▶ Records supplied:
************
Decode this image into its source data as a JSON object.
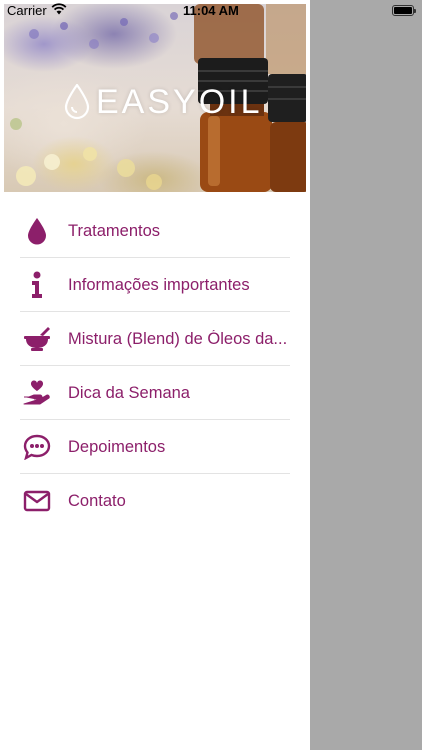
{
  "status_bar": {
    "carrier": "Carrier",
    "time": "11:04 AM"
  },
  "header": {
    "logo_text": "EASYOIL"
  },
  "menu": {
    "items": [
      {
        "label": "Tratamentos",
        "icon": "drop-icon"
      },
      {
        "label": "Informações importantes",
        "icon": "info-icon"
      },
      {
        "label": "Mistura (Blend) de Óleos da...",
        "icon": "mortar-pestle-icon"
      },
      {
        "label": "Dica da Semana",
        "icon": "hand-heart-icon"
      },
      {
        "label": "Depoimentos",
        "icon": "chat-bubble-icon"
      },
      {
        "label": "Contato",
        "icon": "envelope-icon"
      }
    ]
  },
  "colors": {
    "accent": "#8c1f6a",
    "overlay": "#a9a9a9",
    "drawer_bg": "#ffffff"
  }
}
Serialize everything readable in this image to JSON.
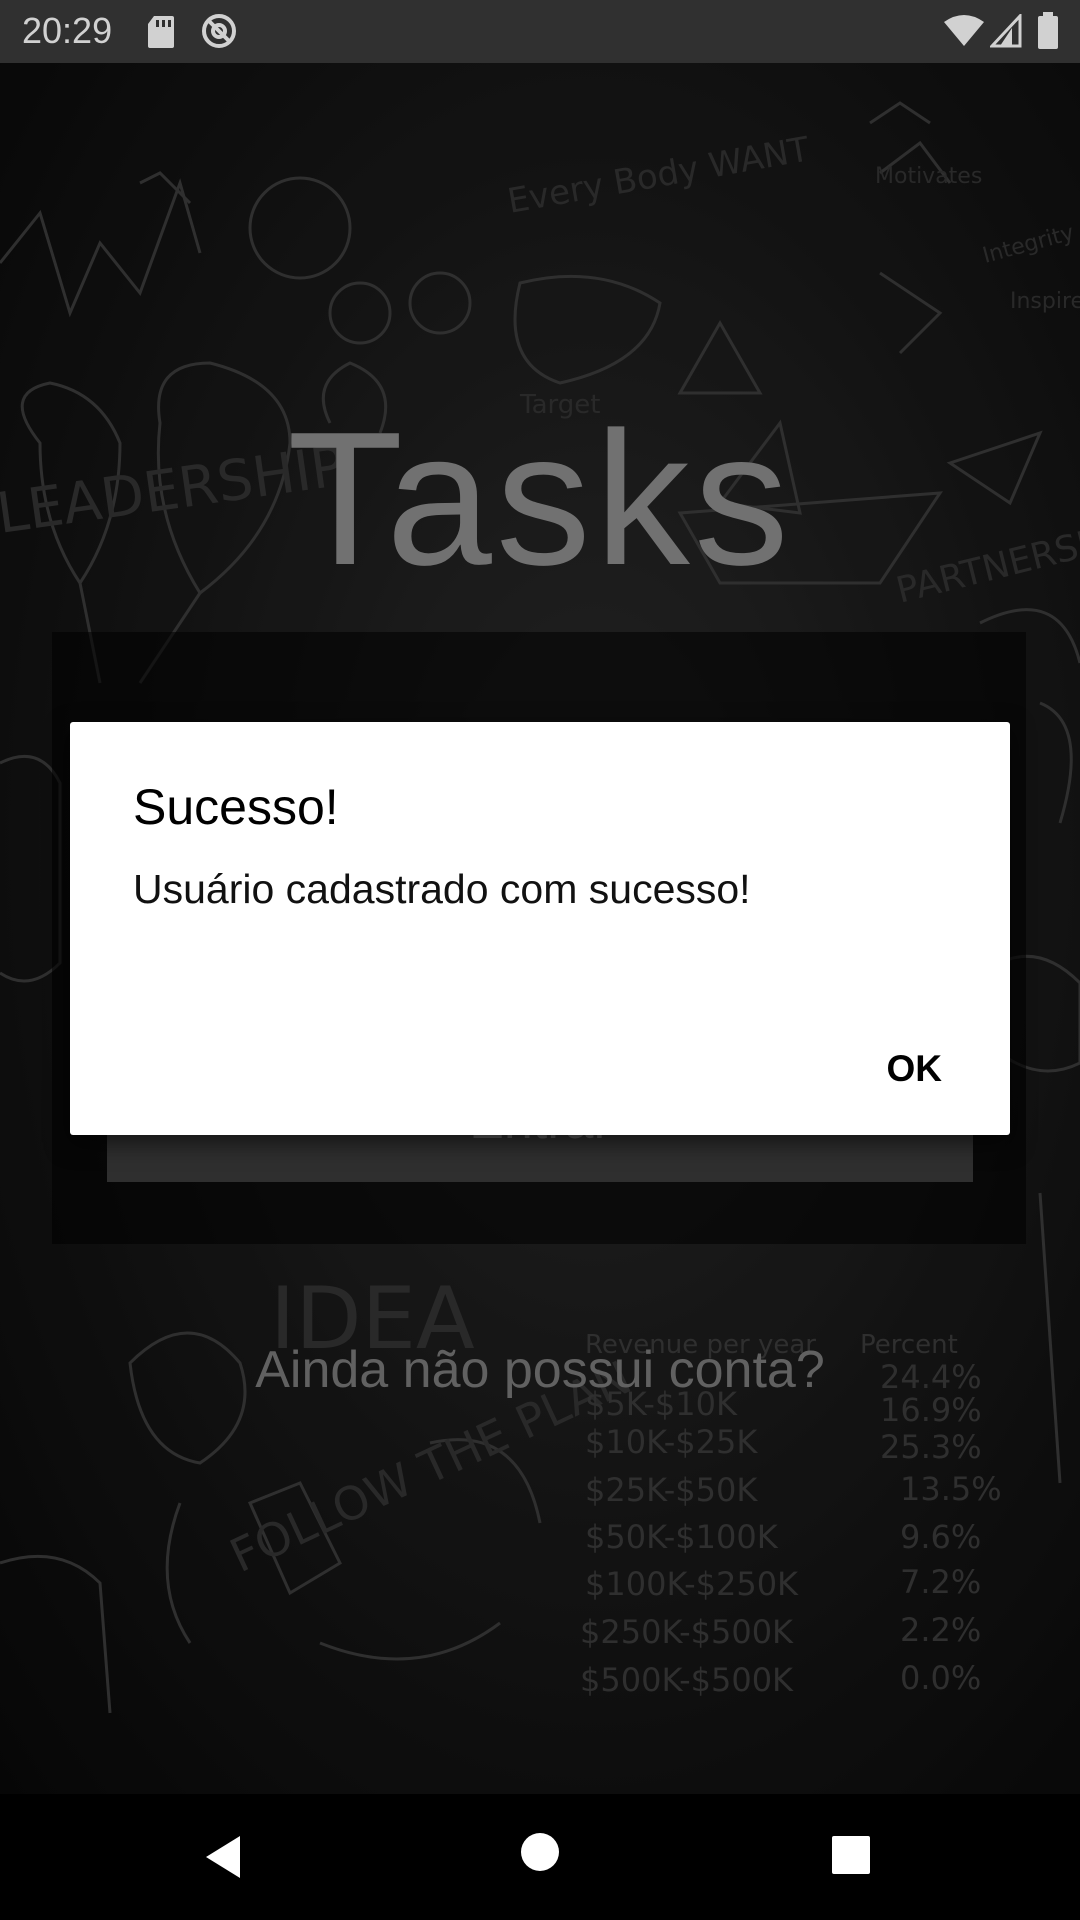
{
  "status_bar": {
    "time": "20:29",
    "icons": [
      "sd-card-icon",
      "sync-icon",
      "wifi-icon",
      "signal-icon",
      "battery-icon"
    ]
  },
  "app": {
    "title": "Tasks",
    "login_button_label": "Entrar",
    "signup_prompt": "Ainda não possui conta?",
    "background_doodle_words": [
      "LEADERSHIP",
      "Target",
      "Every Body WANT",
      "Motivates",
      "Integrity",
      "Inspires",
      "PARTNERSHIP",
      "IDEA",
      "FOLLOW THE PLAN"
    ],
    "background_table": {
      "header": [
        "Revenue per year",
        "Percent"
      ],
      "rows": [
        [
          "$5K-$10K",
          "24.4%"
        ],
        [
          "$10K-$25K",
          "16.9%"
        ],
        [
          "$25K-$50K",
          "25.3%"
        ],
        [
          "$50K-$100K",
          "13.5%"
        ],
        [
          "$100K-$250K",
          "9.6%"
        ],
        [
          "$250K-$500K",
          "7.2%"
        ],
        [
          "$500K-$500K",
          "2.2%"
        ],
        [
          "",
          "0.0%"
        ]
      ]
    }
  },
  "dialog": {
    "title": "Sucesso!",
    "message": "Usuário cadastrado com sucesso!",
    "ok_label": "OK"
  },
  "nav_bar": {
    "icons": [
      "back-icon",
      "home-icon",
      "recents-icon"
    ]
  },
  "colors": {
    "status_bar_bg": "#3b3b3b",
    "dialog_bg": "#ffffff",
    "app_title": "#8a8a8a"
  }
}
************
Reproduce the entries above exactly. Do not include the images.

▶ Written solution:
Decode this image into its source data as a JSON object.
{
  "status_bar": {
    "carrier": "Carrier",
    "time": "11:04 AM"
  },
  "header": {
    "logo_text": "EASYOIL"
  },
  "menu": {
    "items": [
      {
        "label": "Tratamentos",
        "icon": "drop-icon"
      },
      {
        "label": "Informações importantes",
        "icon": "info-icon"
      },
      {
        "label": "Mistura (Blend) de Óleos da...",
        "icon": "mortar-pestle-icon"
      },
      {
        "label": "Dica da Semana",
        "icon": "hand-heart-icon"
      },
      {
        "label": "Depoimentos",
        "icon": "chat-bubble-icon"
      },
      {
        "label": "Contato",
        "icon": "envelope-icon"
      }
    ]
  },
  "colors": {
    "accent": "#8c1f6a",
    "overlay": "#a9a9a9",
    "drawer_bg": "#ffffff"
  }
}
Serialize everything readable in this image to JSON.
{
  "status_bar": {
    "time": "20:29",
    "icons": [
      "sd-card-icon",
      "sync-icon",
      "wifi-icon",
      "signal-icon",
      "battery-icon"
    ]
  },
  "app": {
    "title": "Tasks",
    "login_button_label": "Entrar",
    "signup_prompt": "Ainda não possui conta?",
    "background_doodle_words": [
      "LEADERSHIP",
      "Target",
      "Every Body WANT",
      "Motivates",
      "Integrity",
      "Inspires",
      "PARTNERSHIP",
      "IDEA",
      "FOLLOW THE PLAN"
    ],
    "background_table": {
      "header": [
        "Revenue per year",
        "Percent"
      ],
      "rows": [
        [
          "$5K-$10K",
          "24.4%"
        ],
        [
          "$10K-$25K",
          "16.9%"
        ],
        [
          "$25K-$50K",
          "25.3%"
        ],
        [
          "$50K-$100K",
          "13.5%"
        ],
        [
          "$100K-$250K",
          "9.6%"
        ],
        [
          "$250K-$500K",
          "7.2%"
        ],
        [
          "$500K-$500K",
          "2.2%"
        ],
        [
          "",
          "0.0%"
        ]
      ]
    }
  },
  "dialog": {
    "title": "Sucesso!",
    "message": "Usuário cadastrado com sucesso!",
    "ok_label": "OK"
  },
  "nav_bar": {
    "icons": [
      "back-icon",
      "home-icon",
      "recents-icon"
    ]
  },
  "colors": {
    "status_bar_bg": "#3b3b3b",
    "dialog_bg": "#ffffff",
    "app_title": "#8a8a8a"
  }
}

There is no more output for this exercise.